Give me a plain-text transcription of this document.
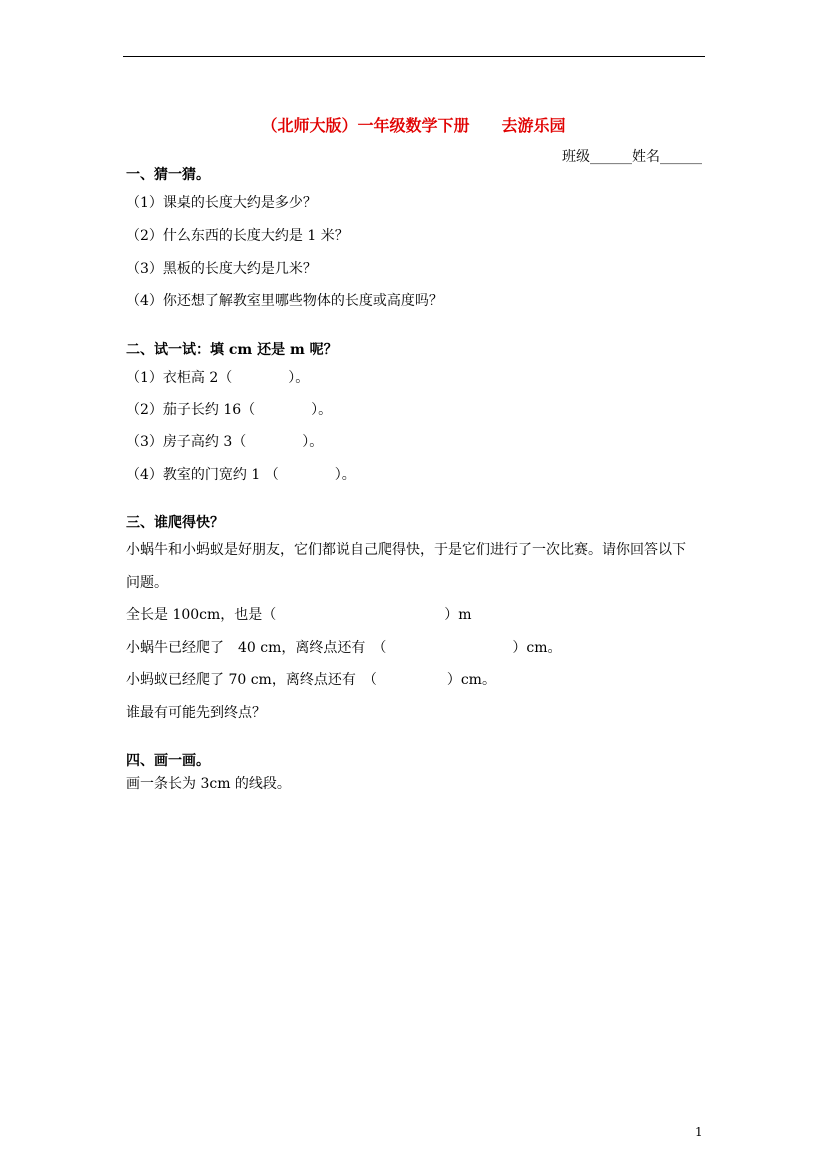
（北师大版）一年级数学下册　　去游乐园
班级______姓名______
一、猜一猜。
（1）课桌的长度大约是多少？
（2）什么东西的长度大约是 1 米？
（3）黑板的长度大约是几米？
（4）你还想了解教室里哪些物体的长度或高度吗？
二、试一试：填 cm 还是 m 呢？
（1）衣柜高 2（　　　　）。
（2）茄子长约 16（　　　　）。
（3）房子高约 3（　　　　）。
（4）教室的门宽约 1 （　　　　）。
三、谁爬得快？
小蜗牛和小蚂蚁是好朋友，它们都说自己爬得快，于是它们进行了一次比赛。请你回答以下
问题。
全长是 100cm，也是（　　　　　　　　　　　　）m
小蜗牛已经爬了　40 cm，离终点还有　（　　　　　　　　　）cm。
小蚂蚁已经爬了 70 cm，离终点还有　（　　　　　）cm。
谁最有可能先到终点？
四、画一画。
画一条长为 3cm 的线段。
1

- WHAT TO PRODUCE -
Omit pictures; set down the rest of the material word for word.

- EXPECTED ANSWER -
Give me a plain-text transcription of this document.
（北师大版）一年级数学下册　　去游乐园
班级______姓名______
一、猜一猜。
（1）课桌的长度大约是多少？
（2）什么东西的长度大约是 1 米？
（3）黑板的长度大约是几米？
（4）你还想了解教室里哪些物体的长度或高度吗？
二、试一试：填 cm 还是 m 呢？
（1）衣柜高 2（　　　　）。
（2）茄子长约 16（　　　　）。
（3）房子高约 3（　　　　）。
（4）教室的门宽约 1 （　　　　）。
三、谁爬得快？
小蜗牛和小蚂蚁是好朋友，它们都说自己爬得快，于是它们进行了一次比赛。请你回答以下
问题。
全长是 100cm，也是（　　　　　　　　　　　　）m
小蜗牛已经爬了　40 cm，离终点还有　（　　　　　　　　　）cm。
小蚂蚁已经爬了 70 cm，离终点还有　（　　　　　）cm。
谁最有可能先到终点？
四、画一画。
画一条长为 3cm 的线段。
1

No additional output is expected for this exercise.